=== Exercise brief ===
All of the data must be output exactly, with every picture left out.

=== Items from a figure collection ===
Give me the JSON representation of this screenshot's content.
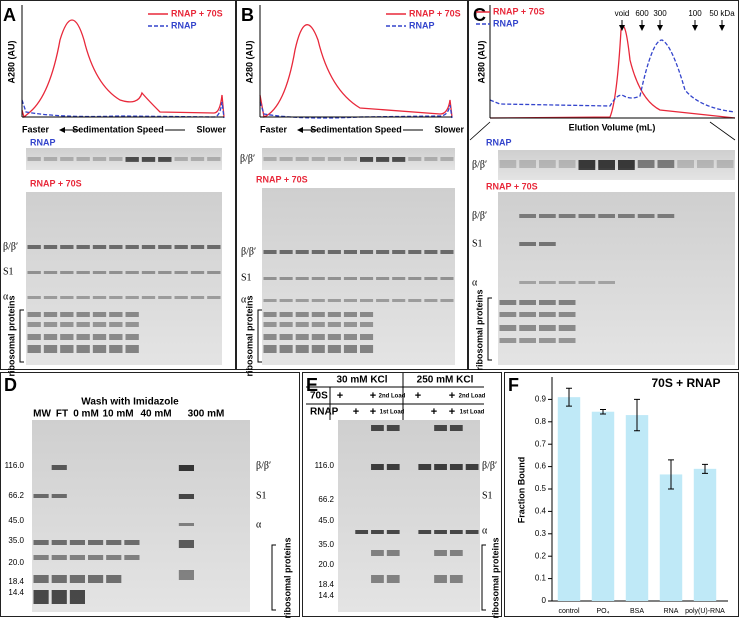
{
  "panels": {
    "A": {
      "label": "A",
      "y_label": "A280 (AU)",
      "legend": [
        "RNAP + 70S",
        "RNAP"
      ],
      "axis": [
        "Faster",
        "Sedimentation Speed",
        "Slower"
      ],
      "gel_top_title": "RNAP",
      "gel_bottom_title": "RNAP + 70S",
      "gel_bottom_markers": [
        "β/β′",
        "S1",
        "α",
        "ribosomal proteins"
      ]
    },
    "B": {
      "label": "B",
      "y_label": "A280 (AU)",
      "legend": [
        "RNAP + 70S",
        "RNAP"
      ],
      "axis": [
        "Faster",
        "Sedimentation Speed",
        "Slower"
      ],
      "gel_top_marker": "β/β′",
      "gel_bottom_title": "RNAP + 70S",
      "gel_bottom_markers": [
        "β/β′",
        "S1",
        "α",
        "ribosomal proteins"
      ]
    },
    "C": {
      "label": "C",
      "y_label": "A280 (AU)",
      "legend": [
        "RNAP + 70S",
        "RNAP"
      ],
      "size_markers": [
        "void",
        "600",
        "300",
        "100",
        "50 kDa"
      ],
      "x_label": "Elution Volume (mL)",
      "gel_top_title": "RNAP",
      "gel_top_marker": "β/β′",
      "gel_bottom_title": "RNAP + 70S",
      "gel_bottom_markers": [
        "β/β′",
        "S1",
        "α",
        "ribosomal proteins"
      ]
    },
    "D": {
      "label": "D",
      "title": "Wash with Imidazole",
      "lanes": [
        "MW",
        "FT",
        "0 mM",
        "10 mM",
        "40 mM",
        "300 mM"
      ],
      "mw": [
        "116.0",
        "66.2",
        "45.0",
        "35.0",
        "20.0",
        "18.4",
        "14.4"
      ],
      "markers": [
        "β/β′",
        "S1",
        "α",
        "ribosomal proteins"
      ]
    },
    "E": {
      "label": "E",
      "headers": [
        "30 mM KCl",
        "250 mM KCl"
      ],
      "rows": [
        [
          "70S",
          "+",
          null,
          "+",
          "2nd Load",
          "+",
          null,
          "+",
          "2nd Load"
        ],
        [
          "RNAP",
          null,
          "+",
          "+",
          "1st Load",
          null,
          "+",
          "+",
          "1st Load"
        ]
      ],
      "mw": [
        "116.0",
        "66.2",
        "45.0",
        "35.0",
        "20.0",
        "18.4",
        "14.4"
      ],
      "markers": [
        "β/β′",
        "S1",
        "α",
        "ribosomal proteins"
      ]
    },
    "F": {
      "label": "F"
    }
  },
  "chart_data": {
    "type": "bar",
    "title": "70S + RNAP",
    "y_label": "Fraction Bound",
    "categories": [
      "control",
      "PO₄",
      "BSA",
      "RNA",
      "poly(U)-RNA"
    ],
    "values": [
      0.91,
      0.845,
      0.83,
      0.565,
      0.59
    ],
    "errors": [
      0.04,
      0.01,
      0.07,
      0.065,
      0.02
    ],
    "color": "#bfe9f7",
    "ylim": [
      0,
      1.0
    ],
    "yticks": [
      0,
      0.1,
      0.2,
      0.3,
      0.4,
      0.5,
      0.6,
      0.7,
      0.8,
      0.9
    ]
  }
}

=== Your solution ===
Give me the JSON representation of this screenshot's content.
{
  "panels": {
    "A": {
      "label": "A",
      "y_label": "A280 (AU)",
      "legend": [
        "RNAP + 70S",
        "RNAP"
      ],
      "axis": [
        "Faster",
        "Sedimentation Speed",
        "Slower"
      ],
      "gel_top_title": "RNAP",
      "gel_bottom_title": "RNAP + 70S",
      "gel_bottom_markers": [
        "β/β′",
        "S1",
        "α",
        "ribosomal proteins"
      ]
    },
    "B": {
      "label": "B",
      "y_label": "A280 (AU)",
      "legend": [
        "RNAP + 70S",
        "RNAP"
      ],
      "axis": [
        "Faster",
        "Sedimentation Speed",
        "Slower"
      ],
      "gel_top_marker": "β/β′",
      "gel_bottom_title": "RNAP + 70S",
      "gel_bottom_markers": [
        "β/β′",
        "S1",
        "α",
        "ribosomal proteins"
      ]
    },
    "C": {
      "label": "C",
      "y_label": "A280 (AU)",
      "legend": [
        "RNAP + 70S",
        "RNAP"
      ],
      "size_markers": [
        "void",
        "600",
        "300",
        "100",
        "50 kDa"
      ],
      "x_label": "Elution Volume (mL)",
      "gel_top_title": "RNAP",
      "gel_top_marker": "β/β′",
      "gel_bottom_title": "RNAP + 70S",
      "gel_bottom_markers": [
        "β/β′",
        "S1",
        "α",
        "ribosomal proteins"
      ]
    },
    "D": {
      "label": "D",
      "title": "Wash with Imidazole",
      "lanes": [
        "MW",
        "FT",
        "0 mM",
        "10 mM",
        "40 mM",
        "300 mM"
      ],
      "mw": [
        "116.0",
        "66.2",
        "45.0",
        "35.0",
        "20.0",
        "18.4",
        "14.4"
      ],
      "markers": [
        "β/β′",
        "S1",
        "α",
        "ribosomal proteins"
      ]
    },
    "E": {
      "label": "E",
      "headers": [
        "30 mM KCl",
        "250 mM KCl"
      ],
      "rows": [
        [
          "70S",
          "+",
          null,
          "+",
          "2nd Load",
          "+",
          null,
          "+",
          "2nd Load"
        ],
        [
          "RNAP",
          null,
          "+",
          "+",
          "1st Load",
          null,
          "+",
          "+",
          "1st Load"
        ]
      ],
      "mw": [
        "116.0",
        "66.2",
        "45.0",
        "35.0",
        "20.0",
        "18.4",
        "14.4"
      ],
      "markers": [
        "β/β′",
        "S1",
        "α",
        "ribosomal proteins"
      ]
    },
    "F": {
      "label": "F"
    }
  },
  "chart_data": {
    "type": "bar",
    "title": "70S + RNAP",
    "y_label": "Fraction Bound",
    "categories": [
      "control",
      "PO₄",
      "BSA",
      "RNA",
      "poly(U)-RNA"
    ],
    "values": [
      0.91,
      0.845,
      0.83,
      0.565,
      0.59
    ],
    "errors": [
      0.04,
      0.01,
      0.07,
      0.065,
      0.02
    ],
    "color": "#bfe9f7",
    "ylim": [
      0,
      1.0
    ],
    "yticks": [
      0,
      0.1,
      0.2,
      0.3,
      0.4,
      0.5,
      0.6,
      0.7,
      0.8,
      0.9
    ]
  }
}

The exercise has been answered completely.